═══ INPUT RECORDS
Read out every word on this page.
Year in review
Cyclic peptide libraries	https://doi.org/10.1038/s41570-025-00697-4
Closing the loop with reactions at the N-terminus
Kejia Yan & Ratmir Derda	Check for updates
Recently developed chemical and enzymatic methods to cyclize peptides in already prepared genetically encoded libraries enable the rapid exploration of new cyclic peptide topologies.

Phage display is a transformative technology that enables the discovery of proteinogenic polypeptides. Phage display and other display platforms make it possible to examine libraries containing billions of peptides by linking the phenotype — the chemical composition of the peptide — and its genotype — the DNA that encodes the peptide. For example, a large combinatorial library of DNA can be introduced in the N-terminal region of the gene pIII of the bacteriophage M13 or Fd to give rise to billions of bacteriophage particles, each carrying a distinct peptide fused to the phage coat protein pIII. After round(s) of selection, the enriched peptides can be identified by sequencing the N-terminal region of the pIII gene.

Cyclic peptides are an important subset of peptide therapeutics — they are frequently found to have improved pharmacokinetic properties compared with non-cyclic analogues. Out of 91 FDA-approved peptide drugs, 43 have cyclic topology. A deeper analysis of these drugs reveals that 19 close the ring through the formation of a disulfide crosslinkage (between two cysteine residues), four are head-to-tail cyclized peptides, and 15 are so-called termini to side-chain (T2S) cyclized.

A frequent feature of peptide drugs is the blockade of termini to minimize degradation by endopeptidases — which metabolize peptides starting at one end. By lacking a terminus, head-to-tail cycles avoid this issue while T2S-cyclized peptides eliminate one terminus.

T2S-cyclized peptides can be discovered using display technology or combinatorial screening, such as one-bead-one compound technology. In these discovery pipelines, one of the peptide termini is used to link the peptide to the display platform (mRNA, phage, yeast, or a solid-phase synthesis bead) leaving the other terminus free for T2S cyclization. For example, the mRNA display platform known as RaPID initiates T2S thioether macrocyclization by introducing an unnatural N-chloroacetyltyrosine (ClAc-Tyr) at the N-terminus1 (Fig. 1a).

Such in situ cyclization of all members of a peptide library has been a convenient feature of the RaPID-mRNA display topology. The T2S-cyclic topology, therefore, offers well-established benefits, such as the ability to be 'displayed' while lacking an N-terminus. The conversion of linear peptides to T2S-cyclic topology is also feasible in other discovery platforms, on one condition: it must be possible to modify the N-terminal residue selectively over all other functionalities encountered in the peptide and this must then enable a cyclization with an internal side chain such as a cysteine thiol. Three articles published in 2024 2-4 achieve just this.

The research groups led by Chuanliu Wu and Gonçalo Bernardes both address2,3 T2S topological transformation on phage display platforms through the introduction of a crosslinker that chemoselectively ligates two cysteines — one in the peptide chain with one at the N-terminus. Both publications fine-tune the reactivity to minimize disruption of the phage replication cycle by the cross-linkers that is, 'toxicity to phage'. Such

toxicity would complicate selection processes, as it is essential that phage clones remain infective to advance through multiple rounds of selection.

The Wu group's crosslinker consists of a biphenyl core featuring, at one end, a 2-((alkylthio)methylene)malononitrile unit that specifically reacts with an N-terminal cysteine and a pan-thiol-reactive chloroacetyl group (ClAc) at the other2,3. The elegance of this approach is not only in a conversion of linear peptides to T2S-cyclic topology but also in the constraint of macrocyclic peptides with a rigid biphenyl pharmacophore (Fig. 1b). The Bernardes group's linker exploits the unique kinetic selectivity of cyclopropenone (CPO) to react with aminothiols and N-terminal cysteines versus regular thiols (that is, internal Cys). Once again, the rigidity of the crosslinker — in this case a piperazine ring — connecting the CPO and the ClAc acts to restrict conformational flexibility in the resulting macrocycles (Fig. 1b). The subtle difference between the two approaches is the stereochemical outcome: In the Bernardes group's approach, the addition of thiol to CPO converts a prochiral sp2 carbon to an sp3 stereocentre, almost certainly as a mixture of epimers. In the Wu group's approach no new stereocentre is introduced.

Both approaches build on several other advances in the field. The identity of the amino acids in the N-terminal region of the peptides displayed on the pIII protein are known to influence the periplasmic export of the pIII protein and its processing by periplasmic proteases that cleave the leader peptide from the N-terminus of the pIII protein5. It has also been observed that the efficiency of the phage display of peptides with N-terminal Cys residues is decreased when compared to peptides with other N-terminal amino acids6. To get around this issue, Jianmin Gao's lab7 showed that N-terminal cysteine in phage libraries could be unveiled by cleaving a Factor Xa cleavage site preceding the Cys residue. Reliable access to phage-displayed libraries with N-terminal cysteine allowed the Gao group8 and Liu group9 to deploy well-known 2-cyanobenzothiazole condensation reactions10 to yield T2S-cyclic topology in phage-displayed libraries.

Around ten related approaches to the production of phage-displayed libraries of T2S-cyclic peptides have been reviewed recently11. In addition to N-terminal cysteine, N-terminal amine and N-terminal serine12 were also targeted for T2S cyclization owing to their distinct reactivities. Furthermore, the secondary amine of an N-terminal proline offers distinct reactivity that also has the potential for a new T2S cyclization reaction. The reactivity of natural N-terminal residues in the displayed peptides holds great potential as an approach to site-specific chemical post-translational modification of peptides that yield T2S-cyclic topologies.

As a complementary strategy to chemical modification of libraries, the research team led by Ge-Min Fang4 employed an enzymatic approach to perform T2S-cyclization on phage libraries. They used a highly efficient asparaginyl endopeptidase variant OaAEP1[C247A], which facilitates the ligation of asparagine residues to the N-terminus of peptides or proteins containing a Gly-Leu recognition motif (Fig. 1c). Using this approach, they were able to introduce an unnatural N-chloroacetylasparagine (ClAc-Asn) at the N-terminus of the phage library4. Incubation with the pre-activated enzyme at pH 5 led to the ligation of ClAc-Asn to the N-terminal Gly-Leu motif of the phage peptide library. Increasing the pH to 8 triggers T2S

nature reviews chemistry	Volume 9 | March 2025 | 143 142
══════
--- WHAT TO WORK ON ---
Output the entries above exactly, please, with nothing dropped.

--- EXERCISE RESPONSE ---
Read out every word on this page.
Year in review
Cyclic peptide libraries	https://doi.org/10.1038/s41570-025-00697-4
Closing the loop with reactions at the N-terminus
Kejia Yan & Ratmir Derda	Check for updates
Recently developed chemical and enzymatic methods to cyclize peptides in already prepared genetically encoded libraries enable the rapid exploration of new cyclic peptide topologies.

Phage display is a transformative technology that enables the discovery of proteinogenic polypeptides. Phage display and other display platforms make it possible to examine libraries containing billions of peptides by linking the phenotype — the chemical composition of the peptide — and its genotype — the DNA that encodes the peptide. For example, a large combinatorial library of DNA can be introduced in the N-terminal region of the gene pIII of the bacteriophage M13 or Fd to give rise to billions of bacteriophage particles, each carrying a distinct peptide fused to the phage coat protein pIII. After round(s) of selection, the enriched peptides can be identified by sequencing the N-terminal region of the pIII gene.

Cyclic peptides are an important subset of peptide therapeutics — they are frequently found to have improved pharmacokinetic properties compared with non-cyclic analogues. Out of 91 FDA-approved peptide drugs, 43 have cyclic topology. A deeper analysis of these drugs reveals that 19 close the ring through the formation of a disulfide crosslinkage (between two cysteine residues), four are head-to-tail cyclized peptides, and 15 are so-called termini to side-chain (T2S) cyclized.

A frequent feature of peptide drugs is the blockade of termini to minimize degradation by endopeptidases — which metabolize peptides starting at one end. By lacking a terminus, head-to-tail cycles avoid this issue while T2S-cyclized peptides eliminate one terminus.

T2S-cyclized peptides can be discovered using display technology or combinatorial screening, such as one-bead-one compound technology. In these discovery pipelines, one of the peptide termini is used to link the peptide to the display platform (mRNA, phage, yeast, or a solid-phase synthesis bead) leaving the other terminus free for T2S cyclization. For example, the mRNA display platform known as RaPID initiates T2S thioether macrocyclization by introducing an unnatural N-chloroacetyltyrosine (ClAc-Tyr) at the N-terminus1 (Fig. 1a).

Such in situ cyclization of all members of a peptide library has been a convenient feature of the RaPID-mRNA display topology. The T2S-cyclic topology, therefore, offers well-established benefits, such as the ability to be 'displayed' while lacking an N-terminus. The conversion of linear peptides to T2S-cyclic topology is also feasible in other discovery platforms, on one condition: it must be possible to modify the N-terminal residue selectively over all other functionalities encountered in the peptide and this must then enable a cyclization with an internal side chain such as a cysteine thiol. Three articles published in 2024 2-4 achieve just this.

The research groups led by Chuanliu Wu and Gonçalo Bernardes both address2,3 T2S topological transformation on phage display platforms through the introduction of a crosslinker that chemoselectively ligates two cysteines — one in the peptide chain with one at the N-terminus. Both publications fine-tune the reactivity to minimize disruption of the phage replication cycle by the cross-linkers that is, 'toxicity to phage'. Such

toxicity would complicate selection processes, as it is essential that phage clones remain infective to advance through multiple rounds of selection.

The Wu group's crosslinker consists of a biphenyl core featuring, at one end, a 2-((alkylthio)methylene)malononitrile unit that specifically reacts with an N-terminal cysteine and a pan-thiol-reactive chloroacetyl group (ClAc) at the other2,3. The elegance of this approach is not only in a conversion of linear peptides to T2S-cyclic topology but also in the constraint of macrocyclic peptides with a rigid biphenyl pharmacophore (Fig. 1b). The Bernardes group's linker exploits the unique kinetic selectivity of cyclopropenone (CPO) to react with aminothiols and N-terminal cysteines versus regular thiols (that is, internal Cys). Once again, the rigidity of the crosslinker — in this case a piperazine ring — connecting the CPO and the ClAc acts to restrict conformational flexibility in the resulting macrocycles (Fig. 1b). The subtle difference between the two approaches is the stereochemical outcome: In the Bernardes group's approach, the addition of thiol to CPO converts a prochiral sp2 carbon to an sp3 stereocentre, almost certainly as a mixture of epimers. In the Wu group's approach no new stereocentre is introduced.

Both approaches build on several other advances in the field. The identity of the amino acids in the N-terminal region of the peptides displayed on the pIII protein are known to influence the periplasmic export of the pIII protein and its processing by periplasmic proteases that cleave the leader peptide from the N-terminus of the pIII protein5. It has also been observed that the efficiency of the phage display of peptides with N-terminal Cys residues is decreased when compared to peptides with other N-terminal amino acids6. To get around this issue, Jianmin Gao's lab7 showed that N-terminal cysteine in phage libraries could be unveiled by cleaving a Factor Xa cleavage site preceding the Cys residue. Reliable access to phage-displayed libraries with N-terminal cysteine allowed the Gao group8 and Liu group9 to deploy well-known 2-cyanobenzothiazole condensation reactions10 to yield T2S-cyclic topology in phage-displayed libraries.

Around ten related approaches to the production of phage-displayed libraries of T2S-cyclic peptides have been reviewed recently11. In addition to N-terminal cysteine, N-terminal amine and N-terminal serine12 were also targeted for T2S cyclization owing to their distinct reactivities. Furthermore, the secondary amine of an N-terminal proline offers distinct reactivity that also has the potential for a new T2S cyclization reaction. The reactivity of natural N-terminal residues in the displayed peptides holds great potential as an approach to site-specific chemical post-translational modification of peptides that yield T2S-cyclic topologies.

As a complementary strategy to chemical modification of libraries, the research team led by Ge-Min Fang4 employed an enzymatic approach to perform T2S-cyclization on phage libraries. They used a highly efficient asparaginyl endopeptidase variant OaAEP1[C247A], which facilitates the ligation of asparagine residues to the N-terminus of peptides or proteins containing a Gly-Leu recognition motif (Fig. 1c). Using this approach, they were able to introduce an unnatural N-chloroacetylasparagine (ClAc-Asn) at the N-terminus of the phage library4. Incubation with the pre-activated enzyme at pH 5 led to the ligation of ClAc-Asn to the N-terminal Gly-Leu motif of the phage peptide library. Increasing the pH to 8 triggers T2S

nature reviews chemistry	Volume 9 | March 2025 | 143 142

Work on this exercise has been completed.